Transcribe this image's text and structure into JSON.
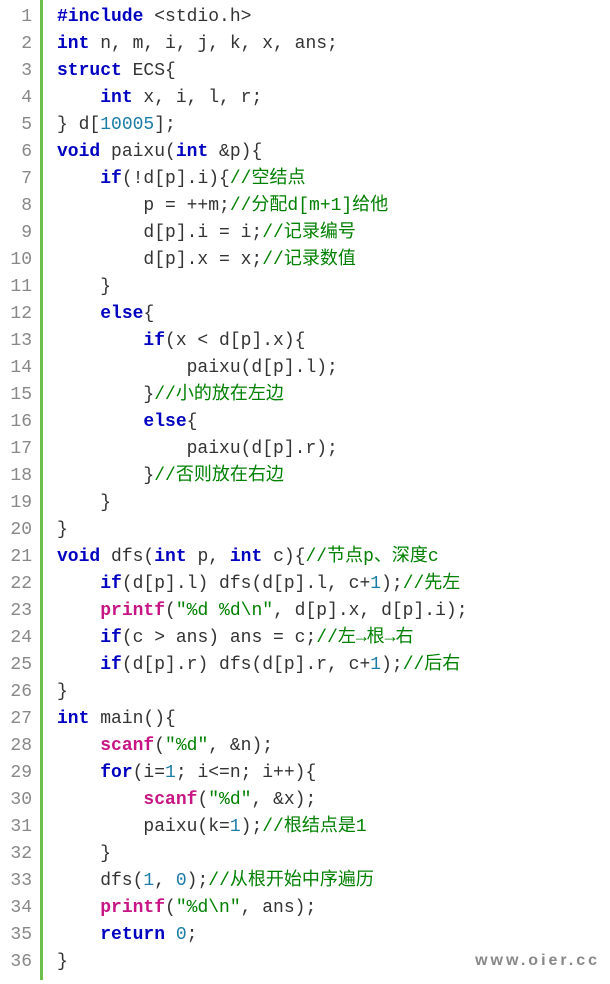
{
  "watermark": "www.oier.cc",
  "lines": [
    {
      "n": "1",
      "t": [
        {
          "c": "kw",
          "s": "#include"
        },
        {
          "c": "",
          "s": " <stdio.h>"
        }
      ]
    },
    {
      "n": "2",
      "t": [
        {
          "c": "kw",
          "s": "int"
        },
        {
          "c": "",
          "s": " n, m, i, j, k, x, ans;"
        }
      ]
    },
    {
      "n": "3",
      "t": [
        {
          "c": "kw",
          "s": "struct"
        },
        {
          "c": "",
          "s": " ECS{"
        }
      ]
    },
    {
      "n": "4",
      "t": [
        {
          "c": "",
          "s": "    "
        },
        {
          "c": "kw",
          "s": "int"
        },
        {
          "c": "",
          "s": " x, i, l, r;"
        }
      ]
    },
    {
      "n": "5",
      "t": [
        {
          "c": "",
          "s": "} d["
        },
        {
          "c": "num",
          "s": "10005"
        },
        {
          "c": "",
          "s": "];"
        }
      ]
    },
    {
      "n": "6",
      "t": [
        {
          "c": "kw",
          "s": "void"
        },
        {
          "c": "",
          "s": " paixu("
        },
        {
          "c": "kw",
          "s": "int"
        },
        {
          "c": "",
          "s": " &p){"
        }
      ]
    },
    {
      "n": "7",
      "t": [
        {
          "c": "",
          "s": "    "
        },
        {
          "c": "kw",
          "s": "if"
        },
        {
          "c": "",
          "s": "(!d[p].i){"
        },
        {
          "c": "cmt",
          "s": "//空结点"
        }
      ]
    },
    {
      "n": "8",
      "t": [
        {
          "c": "",
          "s": "        p = ++m;"
        },
        {
          "c": "cmt",
          "s": "//分配d[m+1]给他"
        }
      ]
    },
    {
      "n": "9",
      "t": [
        {
          "c": "",
          "s": "        d[p].i = i;"
        },
        {
          "c": "cmt",
          "s": "//记录编号"
        }
      ]
    },
    {
      "n": "10",
      "t": [
        {
          "c": "",
          "s": "        d[p].x = x;"
        },
        {
          "c": "cmt",
          "s": "//记录数值"
        }
      ]
    },
    {
      "n": "11",
      "t": [
        {
          "c": "",
          "s": "    }"
        }
      ]
    },
    {
      "n": "12",
      "t": [
        {
          "c": "",
          "s": "    "
        },
        {
          "c": "kw",
          "s": "else"
        },
        {
          "c": "",
          "s": "{"
        }
      ]
    },
    {
      "n": "13",
      "t": [
        {
          "c": "",
          "s": "        "
        },
        {
          "c": "kw",
          "s": "if"
        },
        {
          "c": "",
          "s": "(x < d[p].x){"
        }
      ]
    },
    {
      "n": "14",
      "t": [
        {
          "c": "",
          "s": "            paixu(d[p].l);"
        }
      ]
    },
    {
      "n": "15",
      "t": [
        {
          "c": "",
          "s": "        }"
        },
        {
          "c": "cmt",
          "s": "//小的放在左边"
        }
      ]
    },
    {
      "n": "16",
      "t": [
        {
          "c": "",
          "s": "        "
        },
        {
          "c": "kw",
          "s": "else"
        },
        {
          "c": "",
          "s": "{"
        }
      ]
    },
    {
      "n": "17",
      "t": [
        {
          "c": "",
          "s": "            paixu(d[p].r);"
        }
      ]
    },
    {
      "n": "18",
      "t": [
        {
          "c": "",
          "s": "        }"
        },
        {
          "c": "cmt",
          "s": "//否则放在右边"
        }
      ]
    },
    {
      "n": "19",
      "t": [
        {
          "c": "",
          "s": "    }"
        }
      ]
    },
    {
      "n": "20",
      "t": [
        {
          "c": "",
          "s": "}"
        }
      ]
    },
    {
      "n": "21",
      "t": [
        {
          "c": "kw",
          "s": "void"
        },
        {
          "c": "",
          "s": " dfs("
        },
        {
          "c": "kw",
          "s": "int"
        },
        {
          "c": "",
          "s": " p, "
        },
        {
          "c": "kw",
          "s": "int"
        },
        {
          "c": "",
          "s": " c){"
        },
        {
          "c": "cmt",
          "s": "//节点p、深度c"
        }
      ]
    },
    {
      "n": "22",
      "t": [
        {
          "c": "",
          "s": "    "
        },
        {
          "c": "kw",
          "s": "if"
        },
        {
          "c": "",
          "s": "(d[p].l) dfs(d[p].l, c+"
        },
        {
          "c": "num",
          "s": "1"
        },
        {
          "c": "",
          "s": ");"
        },
        {
          "c": "cmt",
          "s": "//先左"
        }
      ]
    },
    {
      "n": "23",
      "t": [
        {
          "c": "",
          "s": "    "
        },
        {
          "c": "fn",
          "s": "printf"
        },
        {
          "c": "",
          "s": "("
        },
        {
          "c": "str",
          "s": "\"%d %d\\n\""
        },
        {
          "c": "",
          "s": ", d[p].x, d[p].i);"
        }
      ]
    },
    {
      "n": "24",
      "t": [
        {
          "c": "",
          "s": "    "
        },
        {
          "c": "kw",
          "s": "if"
        },
        {
          "c": "",
          "s": "(c > ans) ans = c;"
        },
        {
          "c": "cmt",
          "s": "//左→根→右"
        }
      ]
    },
    {
      "n": "25",
      "t": [
        {
          "c": "",
          "s": "    "
        },
        {
          "c": "kw",
          "s": "if"
        },
        {
          "c": "",
          "s": "(d[p].r) dfs(d[p].r, c+"
        },
        {
          "c": "num",
          "s": "1"
        },
        {
          "c": "",
          "s": ");"
        },
        {
          "c": "cmt",
          "s": "//后右"
        }
      ]
    },
    {
      "n": "26",
      "t": [
        {
          "c": "",
          "s": "}"
        }
      ]
    },
    {
      "n": "27",
      "t": [
        {
          "c": "kw",
          "s": "int"
        },
        {
          "c": "",
          "s": " main(){"
        }
      ]
    },
    {
      "n": "28",
      "t": [
        {
          "c": "",
          "s": "    "
        },
        {
          "c": "fn",
          "s": "scanf"
        },
        {
          "c": "",
          "s": "("
        },
        {
          "c": "str",
          "s": "\"%d\""
        },
        {
          "c": "",
          "s": ", &n);"
        }
      ]
    },
    {
      "n": "29",
      "t": [
        {
          "c": "",
          "s": "    "
        },
        {
          "c": "kw",
          "s": "for"
        },
        {
          "c": "",
          "s": "(i="
        },
        {
          "c": "num",
          "s": "1"
        },
        {
          "c": "",
          "s": "; i<=n; i++){"
        }
      ]
    },
    {
      "n": "30",
      "t": [
        {
          "c": "",
          "s": "        "
        },
        {
          "c": "fn",
          "s": "scanf"
        },
        {
          "c": "",
          "s": "("
        },
        {
          "c": "str",
          "s": "\"%d\""
        },
        {
          "c": "",
          "s": ", &x);"
        }
      ]
    },
    {
      "n": "31",
      "t": [
        {
          "c": "",
          "s": "        paixu(k="
        },
        {
          "c": "num",
          "s": "1"
        },
        {
          "c": "",
          "s": ");"
        },
        {
          "c": "cmt",
          "s": "//根结点是1"
        }
      ]
    },
    {
      "n": "32",
      "t": [
        {
          "c": "",
          "s": "    }"
        }
      ]
    },
    {
      "n": "33",
      "t": [
        {
          "c": "",
          "s": "    dfs("
        },
        {
          "c": "num",
          "s": "1"
        },
        {
          "c": "",
          "s": ", "
        },
        {
          "c": "num",
          "s": "0"
        },
        {
          "c": "",
          "s": ");"
        },
        {
          "c": "cmt",
          "s": "//从根开始中序遍历"
        }
      ]
    },
    {
      "n": "34",
      "t": [
        {
          "c": "",
          "s": "    "
        },
        {
          "c": "fn",
          "s": "printf"
        },
        {
          "c": "",
          "s": "("
        },
        {
          "c": "str",
          "s": "\"%d\\n\""
        },
        {
          "c": "",
          "s": ", ans);"
        }
      ]
    },
    {
      "n": "35",
      "t": [
        {
          "c": "",
          "s": "    "
        },
        {
          "c": "kw",
          "s": "return"
        },
        {
          "c": "",
          "s": " "
        },
        {
          "c": "num",
          "s": "0"
        },
        {
          "c": "",
          "s": ";"
        }
      ]
    },
    {
      "n": "36",
      "t": [
        {
          "c": "",
          "s": "}"
        }
      ]
    }
  ]
}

= = = = = = =

Problem to work on - Count the lines that include the word "paixu" and state the result as a bare number.

Expected output - 4